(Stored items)
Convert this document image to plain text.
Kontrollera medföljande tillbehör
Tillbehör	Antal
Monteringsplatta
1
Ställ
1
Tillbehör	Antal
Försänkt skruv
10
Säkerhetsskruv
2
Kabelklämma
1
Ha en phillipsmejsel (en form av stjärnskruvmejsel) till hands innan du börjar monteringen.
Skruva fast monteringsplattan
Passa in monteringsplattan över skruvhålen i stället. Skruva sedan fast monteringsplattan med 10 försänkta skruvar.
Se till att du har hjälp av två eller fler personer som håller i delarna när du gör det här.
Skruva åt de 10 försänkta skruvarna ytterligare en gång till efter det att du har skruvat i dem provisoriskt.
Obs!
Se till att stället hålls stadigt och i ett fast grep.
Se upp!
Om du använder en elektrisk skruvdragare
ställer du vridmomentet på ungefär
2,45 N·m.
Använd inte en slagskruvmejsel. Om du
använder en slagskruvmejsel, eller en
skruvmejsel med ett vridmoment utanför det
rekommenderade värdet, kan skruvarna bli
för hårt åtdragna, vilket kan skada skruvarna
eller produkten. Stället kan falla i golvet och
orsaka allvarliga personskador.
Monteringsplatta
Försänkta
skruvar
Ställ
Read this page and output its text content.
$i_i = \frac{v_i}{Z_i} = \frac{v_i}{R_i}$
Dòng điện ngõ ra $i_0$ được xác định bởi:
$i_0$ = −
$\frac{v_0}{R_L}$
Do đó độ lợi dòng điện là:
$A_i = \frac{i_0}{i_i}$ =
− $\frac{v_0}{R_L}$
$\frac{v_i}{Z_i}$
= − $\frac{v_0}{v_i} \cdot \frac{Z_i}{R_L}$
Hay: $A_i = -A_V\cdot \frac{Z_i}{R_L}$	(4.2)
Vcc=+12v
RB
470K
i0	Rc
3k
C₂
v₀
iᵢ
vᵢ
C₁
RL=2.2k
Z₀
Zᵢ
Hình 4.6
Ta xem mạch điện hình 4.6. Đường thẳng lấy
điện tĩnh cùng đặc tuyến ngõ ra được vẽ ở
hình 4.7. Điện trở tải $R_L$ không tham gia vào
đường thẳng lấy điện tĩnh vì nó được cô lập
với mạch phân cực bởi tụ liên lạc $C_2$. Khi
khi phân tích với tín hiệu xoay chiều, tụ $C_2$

### Direction
Search the records for the word "tĩnh". Copy every line that has it.

### Worked answer
điện tĩnh cùng đặc tuyến ngõ ra được vẽ ở
đường thẳng lấy điện tĩnh vì nó được cô lập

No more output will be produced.